▼
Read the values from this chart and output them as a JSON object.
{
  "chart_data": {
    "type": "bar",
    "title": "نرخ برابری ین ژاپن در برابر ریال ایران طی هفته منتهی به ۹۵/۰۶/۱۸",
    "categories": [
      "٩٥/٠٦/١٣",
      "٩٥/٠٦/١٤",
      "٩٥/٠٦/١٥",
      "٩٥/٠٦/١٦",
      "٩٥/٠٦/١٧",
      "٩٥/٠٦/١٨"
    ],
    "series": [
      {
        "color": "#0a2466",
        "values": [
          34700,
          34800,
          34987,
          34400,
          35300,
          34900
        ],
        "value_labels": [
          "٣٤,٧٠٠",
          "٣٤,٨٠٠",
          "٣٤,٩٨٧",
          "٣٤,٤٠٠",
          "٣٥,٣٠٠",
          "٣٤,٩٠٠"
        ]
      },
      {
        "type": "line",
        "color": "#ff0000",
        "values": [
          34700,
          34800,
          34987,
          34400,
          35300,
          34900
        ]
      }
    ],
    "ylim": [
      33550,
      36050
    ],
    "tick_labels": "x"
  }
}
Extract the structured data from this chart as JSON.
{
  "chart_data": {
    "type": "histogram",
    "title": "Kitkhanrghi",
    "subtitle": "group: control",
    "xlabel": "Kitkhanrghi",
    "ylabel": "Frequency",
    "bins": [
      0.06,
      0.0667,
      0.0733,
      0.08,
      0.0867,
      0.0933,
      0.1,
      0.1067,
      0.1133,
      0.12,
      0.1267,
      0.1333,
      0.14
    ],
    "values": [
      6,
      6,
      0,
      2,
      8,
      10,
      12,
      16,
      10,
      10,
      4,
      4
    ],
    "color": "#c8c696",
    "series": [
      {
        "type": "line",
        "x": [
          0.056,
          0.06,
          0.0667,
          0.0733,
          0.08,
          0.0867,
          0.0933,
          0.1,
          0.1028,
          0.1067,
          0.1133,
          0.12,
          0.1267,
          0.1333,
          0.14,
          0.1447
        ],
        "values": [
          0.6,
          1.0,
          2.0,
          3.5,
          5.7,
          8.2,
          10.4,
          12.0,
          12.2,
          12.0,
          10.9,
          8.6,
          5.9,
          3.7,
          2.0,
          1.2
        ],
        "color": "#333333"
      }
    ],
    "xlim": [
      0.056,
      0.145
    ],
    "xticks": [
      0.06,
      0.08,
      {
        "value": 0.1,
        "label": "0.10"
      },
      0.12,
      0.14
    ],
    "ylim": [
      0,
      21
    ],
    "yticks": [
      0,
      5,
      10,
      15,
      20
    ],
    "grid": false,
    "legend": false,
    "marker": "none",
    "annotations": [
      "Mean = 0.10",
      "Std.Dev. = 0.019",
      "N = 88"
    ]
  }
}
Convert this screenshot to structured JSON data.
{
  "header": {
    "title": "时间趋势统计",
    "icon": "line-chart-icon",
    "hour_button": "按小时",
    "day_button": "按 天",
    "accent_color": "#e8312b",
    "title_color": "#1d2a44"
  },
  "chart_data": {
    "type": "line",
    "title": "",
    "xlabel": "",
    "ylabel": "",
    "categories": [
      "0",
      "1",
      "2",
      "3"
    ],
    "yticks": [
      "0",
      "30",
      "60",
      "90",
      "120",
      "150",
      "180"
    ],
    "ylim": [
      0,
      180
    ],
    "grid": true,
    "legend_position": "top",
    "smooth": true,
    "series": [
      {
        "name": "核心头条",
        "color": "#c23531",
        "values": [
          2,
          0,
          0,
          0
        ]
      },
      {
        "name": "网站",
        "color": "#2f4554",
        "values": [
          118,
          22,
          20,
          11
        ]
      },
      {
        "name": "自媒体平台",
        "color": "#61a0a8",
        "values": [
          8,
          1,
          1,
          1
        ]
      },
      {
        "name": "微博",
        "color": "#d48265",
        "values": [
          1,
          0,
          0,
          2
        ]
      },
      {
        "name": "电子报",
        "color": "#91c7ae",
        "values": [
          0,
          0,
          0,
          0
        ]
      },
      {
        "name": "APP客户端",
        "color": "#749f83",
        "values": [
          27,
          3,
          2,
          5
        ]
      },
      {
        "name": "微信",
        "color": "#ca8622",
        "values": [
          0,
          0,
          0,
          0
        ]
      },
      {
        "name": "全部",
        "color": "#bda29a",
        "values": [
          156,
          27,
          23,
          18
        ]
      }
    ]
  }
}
▲
- [WHAT YOU SHOULD DO]:
Set down the entries above again, word for word.

- [WRITTEN ANSWER]:
Read the values from this chart and output them as a JSON object.
{
  "chart_data": {
    "type": "bar",
    "title": "نرخ برابری ین ژاپن در برابر ریال ایران طی هفته منتهی به ۹۵/۰۶/۱۸",
    "categories": [
      "٩٥/٠٦/١٣",
      "٩٥/٠٦/١٤",
      "٩٥/٠٦/١٥",
      "٩٥/٠٦/١٦",
      "٩٥/٠٦/١٧",
      "٩٥/٠٦/١٨"
    ],
    "series": [
      {
        "color": "#0a2466",
        "values": [
          34700,
          34800,
          34987,
          34400,
          35300,
          34900
        ],
        "value_labels": [
          "٣٤,٧٠٠",
          "٣٤,٨٠٠",
          "٣٤,٩٨٧",
          "٣٤,٤٠٠",
          "٣٥,٣٠٠",
          "٣٤,٩٠٠"
        ]
      },
      {
        "type": "line",
        "color": "#ff0000",
        "values": [
          34700,
          34800,
          34987,
          34400,
          35300,
          34900
        ]
      }
    ],
    "ylim": [
      33550,
      36050
    ],
    "tick_labels": "x"
  }
}
Extract the structured data from this chart as JSON.
{
  "chart_data": {
    "type": "histogram",
    "title": "Kitkhanrghi",
    "subtitle": "group: control",
    "xlabel": "Kitkhanrghi",
    "ylabel": "Frequency",
    "bins": [
      0.06,
      0.0667,
      0.0733,
      0.08,
      0.0867,
      0.0933,
      0.1,
      0.1067,
      0.1133,
      0.12,
      0.1267,
      0.1333,
      0.14
    ],
    "values": [
      6,
      6,
      0,
      2,
      8,
      10,
      12,
      16,
      10,
      10,
      4,
      4
    ],
    "color": "#c8c696",
    "series": [
      {
        "type": "line",
        "x": [
          0.056,
          0.06,
          0.0667,
          0.0733,
          0.08,
          0.0867,
          0.0933,
          0.1,
          0.1028,
          0.1067,
          0.1133,
          0.12,
          0.1267,
          0.1333,
          0.14,
          0.1447
        ],
        "values": [
          0.6,
          1.0,
          2.0,
          3.5,
          5.7,
          8.2,
          10.4,
          12.0,
          12.2,
          12.0,
          10.9,
          8.6,
          5.9,
          3.7,
          2.0,
          1.2
        ],
        "color": "#333333"
      }
    ],
    "xlim": [
      0.056,
      0.145
    ],
    "xticks": [
      0.06,
      0.08,
      {
        "value": 0.1,
        "label": "0.10"
      },
      0.12,
      0.14
    ],
    "ylim": [
      0,
      21
    ],
    "yticks": [
      0,
      5,
      10,
      15,
      20
    ],
    "grid": false,
    "legend": false,
    "marker": "none",
    "annotations": [
      "Mean = 0.10",
      "Std.Dev. = 0.019",
      "N = 88"
    ]
  }
}
Convert this screenshot to structured JSON data.
{
  "header": {
    "title": "时间趋势统计",
    "icon": "line-chart-icon",
    "hour_button": "按小时",
    "day_button": "按 天",
    "accent_color": "#e8312b",
    "title_color": "#1d2a44"
  },
  "chart_data": {
    "type": "line",
    "title": "",
    "xlabel": "",
    "ylabel": "",
    "categories": [
      "0",
      "1",
      "2",
      "3"
    ],
    "yticks": [
      "0",
      "30",
      "60",
      "90",
      "120",
      "150",
      "180"
    ],
    "ylim": [
      0,
      180
    ],
    "grid": true,
    "legend_position": "top",
    "smooth": true,
    "series": [
      {
        "name": "核心头条",
        "color": "#c23531",
        "values": [
          2,
          0,
          0,
          0
        ]
      },
      {
        "name": "网站",
        "color": "#2f4554",
        "values": [
          118,
          22,
          20,
          11
        ]
      },
      {
        "name": "自媒体平台",
        "color": "#61a0a8",
        "values": [
          8,
          1,
          1,
          1
        ]
      },
      {
        "name": "微博",
        "color": "#d48265",
        "values": [
          1,
          0,
          0,
          2
        ]
      },
      {
        "name": "电子报",
        "color": "#91c7ae",
        "values": [
          0,
          0,
          0,
          0
        ]
      },
      {
        "name": "APP客户端",
        "color": "#749f83",
        "values": [
          27,
          3,
          2,
          5
        ]
      },
      {
        "name": "微信",
        "color": "#ca8622",
        "values": [
          0,
          0,
          0,
          0
        ]
      },
      {
        "name": "全部",
        "color": "#bda29a",
        "values": [
          156,
          27,
          23,
          18
        ]
      }
    ]
  }
}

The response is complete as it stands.